*Directions for this task*. Scan the lines below for the word "watermark". Copy each line you find it in.

[BEGIN]

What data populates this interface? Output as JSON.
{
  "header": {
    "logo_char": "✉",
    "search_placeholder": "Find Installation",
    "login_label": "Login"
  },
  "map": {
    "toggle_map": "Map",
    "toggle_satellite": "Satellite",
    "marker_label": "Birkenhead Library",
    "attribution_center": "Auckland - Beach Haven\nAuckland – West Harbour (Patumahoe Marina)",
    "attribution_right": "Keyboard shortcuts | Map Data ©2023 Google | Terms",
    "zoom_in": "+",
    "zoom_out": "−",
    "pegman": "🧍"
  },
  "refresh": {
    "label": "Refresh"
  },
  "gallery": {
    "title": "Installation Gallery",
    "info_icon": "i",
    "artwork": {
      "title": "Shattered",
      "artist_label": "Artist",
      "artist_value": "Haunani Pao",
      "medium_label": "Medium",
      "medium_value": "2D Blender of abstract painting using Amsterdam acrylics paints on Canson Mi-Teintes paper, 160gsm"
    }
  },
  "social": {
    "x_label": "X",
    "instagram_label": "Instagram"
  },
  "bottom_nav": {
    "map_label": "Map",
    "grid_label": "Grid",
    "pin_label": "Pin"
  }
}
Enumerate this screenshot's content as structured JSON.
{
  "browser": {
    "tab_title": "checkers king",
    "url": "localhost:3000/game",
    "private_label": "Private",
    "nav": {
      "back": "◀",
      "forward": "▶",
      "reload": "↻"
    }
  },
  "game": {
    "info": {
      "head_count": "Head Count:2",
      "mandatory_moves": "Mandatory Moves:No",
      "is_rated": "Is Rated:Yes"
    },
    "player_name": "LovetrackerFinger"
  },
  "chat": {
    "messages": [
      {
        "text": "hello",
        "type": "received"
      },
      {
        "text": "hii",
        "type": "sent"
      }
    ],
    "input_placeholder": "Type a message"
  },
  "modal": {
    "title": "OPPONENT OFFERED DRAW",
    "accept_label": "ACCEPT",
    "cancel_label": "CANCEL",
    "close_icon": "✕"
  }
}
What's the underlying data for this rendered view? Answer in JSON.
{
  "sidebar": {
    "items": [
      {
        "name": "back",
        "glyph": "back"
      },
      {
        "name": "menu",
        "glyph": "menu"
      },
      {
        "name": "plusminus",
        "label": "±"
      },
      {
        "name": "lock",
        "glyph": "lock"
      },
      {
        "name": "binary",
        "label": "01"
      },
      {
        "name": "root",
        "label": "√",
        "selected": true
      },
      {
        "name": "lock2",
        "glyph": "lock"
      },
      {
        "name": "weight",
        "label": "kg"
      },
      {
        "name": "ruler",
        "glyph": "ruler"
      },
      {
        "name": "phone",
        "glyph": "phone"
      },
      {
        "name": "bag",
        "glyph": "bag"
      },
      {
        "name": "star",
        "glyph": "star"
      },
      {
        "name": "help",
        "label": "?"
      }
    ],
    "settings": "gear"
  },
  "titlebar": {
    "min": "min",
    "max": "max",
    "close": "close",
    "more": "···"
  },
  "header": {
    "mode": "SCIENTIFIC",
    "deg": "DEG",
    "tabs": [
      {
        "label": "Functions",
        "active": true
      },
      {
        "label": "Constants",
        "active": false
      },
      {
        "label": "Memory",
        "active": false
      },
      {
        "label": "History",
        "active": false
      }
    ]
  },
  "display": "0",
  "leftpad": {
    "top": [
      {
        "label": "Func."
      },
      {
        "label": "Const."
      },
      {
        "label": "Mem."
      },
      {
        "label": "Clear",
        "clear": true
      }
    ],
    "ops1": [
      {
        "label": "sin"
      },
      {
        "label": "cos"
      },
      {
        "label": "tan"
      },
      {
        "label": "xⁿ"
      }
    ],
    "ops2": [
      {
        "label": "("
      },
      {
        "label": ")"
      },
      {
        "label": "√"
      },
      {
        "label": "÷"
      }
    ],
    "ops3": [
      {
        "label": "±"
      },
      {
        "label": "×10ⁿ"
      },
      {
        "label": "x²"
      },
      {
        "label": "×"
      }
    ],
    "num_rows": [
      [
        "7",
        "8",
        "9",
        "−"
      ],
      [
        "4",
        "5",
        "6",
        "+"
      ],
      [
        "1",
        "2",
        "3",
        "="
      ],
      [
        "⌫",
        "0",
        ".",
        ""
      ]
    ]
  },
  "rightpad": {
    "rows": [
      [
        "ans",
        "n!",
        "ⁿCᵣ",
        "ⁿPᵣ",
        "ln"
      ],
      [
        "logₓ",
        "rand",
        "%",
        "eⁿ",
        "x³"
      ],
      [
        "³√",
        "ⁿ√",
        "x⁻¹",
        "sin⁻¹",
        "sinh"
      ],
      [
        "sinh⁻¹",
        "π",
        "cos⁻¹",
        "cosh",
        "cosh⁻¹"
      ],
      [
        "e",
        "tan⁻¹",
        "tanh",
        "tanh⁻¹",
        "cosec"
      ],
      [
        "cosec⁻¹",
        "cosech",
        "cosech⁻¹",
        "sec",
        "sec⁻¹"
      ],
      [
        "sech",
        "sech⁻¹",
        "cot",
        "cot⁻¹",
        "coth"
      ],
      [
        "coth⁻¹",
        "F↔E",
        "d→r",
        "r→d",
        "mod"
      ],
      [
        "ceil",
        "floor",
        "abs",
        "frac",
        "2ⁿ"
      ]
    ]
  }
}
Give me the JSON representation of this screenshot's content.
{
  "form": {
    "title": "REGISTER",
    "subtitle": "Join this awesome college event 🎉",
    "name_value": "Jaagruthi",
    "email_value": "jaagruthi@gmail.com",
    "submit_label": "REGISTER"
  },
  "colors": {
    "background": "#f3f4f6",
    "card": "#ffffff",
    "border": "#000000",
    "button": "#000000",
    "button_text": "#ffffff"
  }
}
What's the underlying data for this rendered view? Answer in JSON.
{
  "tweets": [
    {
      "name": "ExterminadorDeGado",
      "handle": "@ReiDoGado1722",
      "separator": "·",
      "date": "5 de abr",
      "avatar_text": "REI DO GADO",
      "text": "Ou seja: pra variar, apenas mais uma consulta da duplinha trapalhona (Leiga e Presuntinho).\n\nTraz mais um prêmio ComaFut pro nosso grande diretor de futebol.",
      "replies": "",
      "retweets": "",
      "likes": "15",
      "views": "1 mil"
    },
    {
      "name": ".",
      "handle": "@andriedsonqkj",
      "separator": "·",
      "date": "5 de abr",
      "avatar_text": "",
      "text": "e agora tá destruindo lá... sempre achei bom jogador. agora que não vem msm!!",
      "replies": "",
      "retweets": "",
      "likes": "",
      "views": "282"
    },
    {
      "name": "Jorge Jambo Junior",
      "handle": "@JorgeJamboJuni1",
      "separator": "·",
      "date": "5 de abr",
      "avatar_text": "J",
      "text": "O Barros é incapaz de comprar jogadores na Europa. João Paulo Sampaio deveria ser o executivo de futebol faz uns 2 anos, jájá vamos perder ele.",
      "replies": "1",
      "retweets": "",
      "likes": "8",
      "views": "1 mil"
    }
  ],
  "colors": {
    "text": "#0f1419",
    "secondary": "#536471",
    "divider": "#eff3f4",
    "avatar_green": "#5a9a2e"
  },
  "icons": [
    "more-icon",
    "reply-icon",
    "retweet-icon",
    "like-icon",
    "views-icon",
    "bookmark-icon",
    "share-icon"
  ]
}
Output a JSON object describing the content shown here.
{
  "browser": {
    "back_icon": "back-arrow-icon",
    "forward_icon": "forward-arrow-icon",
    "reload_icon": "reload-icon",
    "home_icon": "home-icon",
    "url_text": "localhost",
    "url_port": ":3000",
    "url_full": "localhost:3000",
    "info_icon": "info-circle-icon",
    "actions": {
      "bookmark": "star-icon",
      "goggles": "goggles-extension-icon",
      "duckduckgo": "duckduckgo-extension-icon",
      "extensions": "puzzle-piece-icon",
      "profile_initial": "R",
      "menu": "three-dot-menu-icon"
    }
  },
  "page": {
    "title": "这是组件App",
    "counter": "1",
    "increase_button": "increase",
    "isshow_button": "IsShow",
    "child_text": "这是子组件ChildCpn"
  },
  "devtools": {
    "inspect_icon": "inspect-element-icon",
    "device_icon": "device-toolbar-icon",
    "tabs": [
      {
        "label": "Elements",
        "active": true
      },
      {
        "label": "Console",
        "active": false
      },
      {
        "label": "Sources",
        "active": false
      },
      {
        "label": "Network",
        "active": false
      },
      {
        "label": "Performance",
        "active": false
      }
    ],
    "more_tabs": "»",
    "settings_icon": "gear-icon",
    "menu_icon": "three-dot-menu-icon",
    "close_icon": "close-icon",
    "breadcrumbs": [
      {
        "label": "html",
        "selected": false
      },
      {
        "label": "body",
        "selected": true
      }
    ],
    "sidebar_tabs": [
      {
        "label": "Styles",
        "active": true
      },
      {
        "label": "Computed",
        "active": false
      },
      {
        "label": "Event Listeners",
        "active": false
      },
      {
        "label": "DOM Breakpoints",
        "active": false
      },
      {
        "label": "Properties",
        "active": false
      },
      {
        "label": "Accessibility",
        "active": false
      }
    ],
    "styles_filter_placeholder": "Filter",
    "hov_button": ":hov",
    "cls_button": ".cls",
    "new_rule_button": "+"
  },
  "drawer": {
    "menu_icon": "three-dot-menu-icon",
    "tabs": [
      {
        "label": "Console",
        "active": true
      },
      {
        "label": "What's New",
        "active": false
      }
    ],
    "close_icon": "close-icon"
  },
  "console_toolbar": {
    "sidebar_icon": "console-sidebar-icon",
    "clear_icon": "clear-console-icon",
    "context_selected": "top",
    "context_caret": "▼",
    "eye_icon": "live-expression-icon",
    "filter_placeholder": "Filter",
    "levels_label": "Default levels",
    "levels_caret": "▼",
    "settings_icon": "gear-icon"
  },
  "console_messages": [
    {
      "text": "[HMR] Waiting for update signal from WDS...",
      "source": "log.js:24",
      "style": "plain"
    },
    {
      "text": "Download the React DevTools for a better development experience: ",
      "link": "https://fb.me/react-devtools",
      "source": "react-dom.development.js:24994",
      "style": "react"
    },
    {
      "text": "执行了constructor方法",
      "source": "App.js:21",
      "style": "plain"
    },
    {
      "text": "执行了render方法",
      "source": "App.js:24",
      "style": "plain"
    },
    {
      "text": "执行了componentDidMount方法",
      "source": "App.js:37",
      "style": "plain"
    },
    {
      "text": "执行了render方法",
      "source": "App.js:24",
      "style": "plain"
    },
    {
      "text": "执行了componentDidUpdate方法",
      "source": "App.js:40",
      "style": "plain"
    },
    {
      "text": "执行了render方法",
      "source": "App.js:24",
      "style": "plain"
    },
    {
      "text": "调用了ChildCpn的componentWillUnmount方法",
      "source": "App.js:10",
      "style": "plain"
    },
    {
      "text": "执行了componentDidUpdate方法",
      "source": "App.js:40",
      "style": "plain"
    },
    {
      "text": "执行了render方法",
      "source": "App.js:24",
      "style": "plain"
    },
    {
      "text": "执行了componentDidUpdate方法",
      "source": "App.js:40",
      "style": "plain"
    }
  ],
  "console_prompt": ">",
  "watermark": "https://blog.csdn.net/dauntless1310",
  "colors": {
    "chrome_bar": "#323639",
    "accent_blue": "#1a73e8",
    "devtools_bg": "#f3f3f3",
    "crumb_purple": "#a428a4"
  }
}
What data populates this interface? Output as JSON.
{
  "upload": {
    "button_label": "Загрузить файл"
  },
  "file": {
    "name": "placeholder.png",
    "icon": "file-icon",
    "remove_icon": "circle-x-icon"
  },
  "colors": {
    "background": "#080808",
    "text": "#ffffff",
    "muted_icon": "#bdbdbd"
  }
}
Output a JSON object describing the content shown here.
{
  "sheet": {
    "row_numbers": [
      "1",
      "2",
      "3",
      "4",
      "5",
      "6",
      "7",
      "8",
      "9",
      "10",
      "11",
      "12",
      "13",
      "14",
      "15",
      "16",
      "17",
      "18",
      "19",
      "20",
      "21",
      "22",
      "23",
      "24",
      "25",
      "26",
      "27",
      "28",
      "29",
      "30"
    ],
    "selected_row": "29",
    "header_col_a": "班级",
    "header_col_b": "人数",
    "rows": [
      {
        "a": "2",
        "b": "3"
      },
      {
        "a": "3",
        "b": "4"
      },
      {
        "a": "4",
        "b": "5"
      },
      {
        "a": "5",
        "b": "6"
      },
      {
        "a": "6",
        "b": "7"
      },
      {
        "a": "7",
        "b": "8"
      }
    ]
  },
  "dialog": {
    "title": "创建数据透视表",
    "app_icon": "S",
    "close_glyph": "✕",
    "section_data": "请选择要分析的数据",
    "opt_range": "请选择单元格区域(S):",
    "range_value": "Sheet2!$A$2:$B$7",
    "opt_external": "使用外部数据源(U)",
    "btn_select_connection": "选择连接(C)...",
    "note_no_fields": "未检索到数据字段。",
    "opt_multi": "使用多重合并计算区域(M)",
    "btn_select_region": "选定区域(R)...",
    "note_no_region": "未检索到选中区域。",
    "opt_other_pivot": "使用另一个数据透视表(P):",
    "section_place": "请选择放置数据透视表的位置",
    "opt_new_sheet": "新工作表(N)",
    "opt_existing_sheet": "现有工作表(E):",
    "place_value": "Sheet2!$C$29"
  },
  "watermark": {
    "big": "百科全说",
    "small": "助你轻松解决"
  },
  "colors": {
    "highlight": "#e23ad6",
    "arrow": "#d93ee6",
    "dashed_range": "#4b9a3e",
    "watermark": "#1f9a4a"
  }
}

[END]

*Response*.
  "watermark": "https://blog.csdn.net/dauntless1310",
  "watermark": {
    "watermark": "#1f9a4a"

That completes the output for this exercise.